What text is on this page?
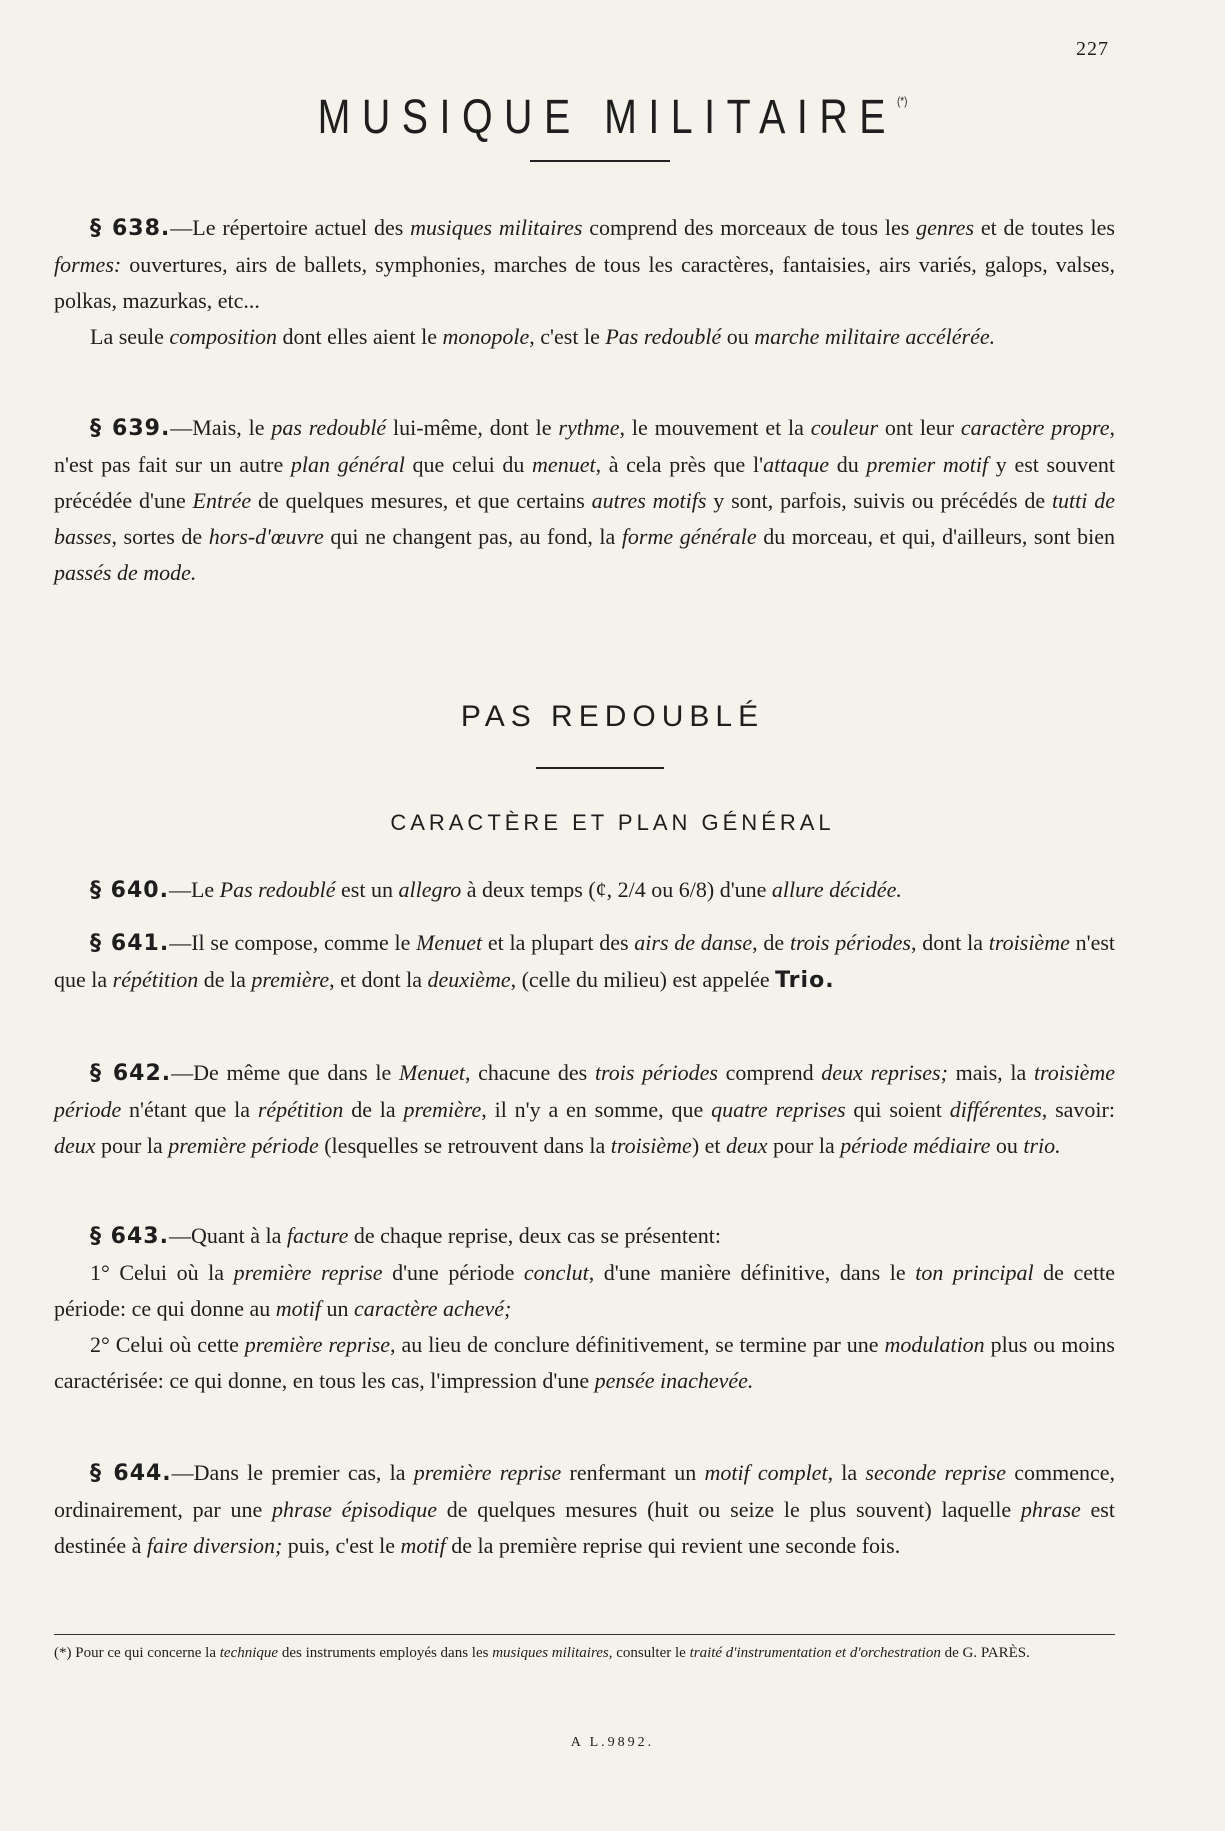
227
MUSIQUE MILITAIRE(*)
§ 638.—Le répertoire actuel des musiques militaires comprend des morceaux de tous les genres et de toutes les formes: ouvertures, airs de ballets, symphonies, marches de tous les caractères, fantaisies, airs variés, galops, valses, polkas, mazurkas, etc...
La seule composition dont elles aient le monopole, c'est le Pas redoublé ou marche militaire accélérée.
§ 639.—Mais, le pas redoublé lui-même, dont le rythme, le mouvement et la couleur ont leur caractère propre, n'est pas fait sur un autre plan général que celui du menuet, à cela près que l'attaque du premier motif y est souvent précédée d'une Entrée de quelques mesures, et que certains autres motifs y sont, parfois, suivis ou précédés de tutti de basses, sortes de hors-d'œuvre qui ne changent pas, au fond, la forme générale du morceau, et qui, d'ailleurs, sont bien passés de mode.
PAS REDOUBLÉ
CARACTÈRE ET PLAN GÉNÉRAL
§ 640.—Le Pas redoublé est un allegro à deux temps (¢, 2/4 ou 6/8) d'une allure décidée.
§ 641.—Il se compose, comme le Menuet et la plupart des airs de danse, de trois périodes, dont la troisième n'est que la répétition de la première, et dont la deuxième, (celle du milieu) est appelée Trio.
§ 642.—De même que dans le Menuet, chacune des trois périodes comprend deux reprises; mais, la troisième période n'étant que la répétition de la première, il n'y a en somme, que quatre reprises qui soient différentes, savoir: deux pour la première période (lesquelles se retrouvent dans la troisième) et deux pour la période médiaire ou trio.
§ 643.—Quant à la facture de chaque reprise, deux cas se présentent:
1° Celui où la première reprise d'une période conclut, d'une manière définitive, dans le ton principal de cette période: ce qui donne au motif un caractère achevé;
2° Celui où cette première reprise, au lieu de conclure définitivement, se termine par une modulation plus ou moins caractérisée: ce qui donne, en tous les cas, l'impression d'une pensée inachevée.
§ 644.—Dans le premier cas, la première reprise renfermant un motif complet, la seconde reprise commence, ordinairement, par une phrase épisodique de quelques mesures (huit ou seize le plus souvent) laquelle phrase est destinée à faire diversion; puis, c'est le motif de la première reprise qui revient une seconde fois.
(*) Pour ce qui concerne la technique des instruments employés dans les musiques militaires, consulter le traité d'instrumentation et d'orchestration de G. PARÈS.
A L.9892.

## PROBLEM REQUIREMENTS
Examine the records and pull out every line where the string "même" occurs.

## WRITTEN SOLUTION
§ 639.—Mais, le pas redoublé lui-même, dont le rythme, le mouvement et la couleur ont leur caractère propre, n'est pas fait sur un autre plan général que celui du menuet, à cela près que l'attaque du premier motif y est souvent précédée d'une Entrée de quelques mesures, et que certains autres motifs y sont, parfois, suivis ou précédés de tutti de basses, sortes de hors-d'œuvre qui ne changent pas, au fond, la forme générale du morceau, et qui, d'ailleurs, sont bien passés de mode.
§ 642.—De même que dans le Menuet, chacune des trois périodes comprend deux reprises; mais, la troisième période n'étant que la répétition de la première, il n'y a en somme, que quatre reprises qui soient différentes, savoir: deux pour la première période (lesquelles se retrouvent dans la troisième) et deux pour la période médiaire ou trio.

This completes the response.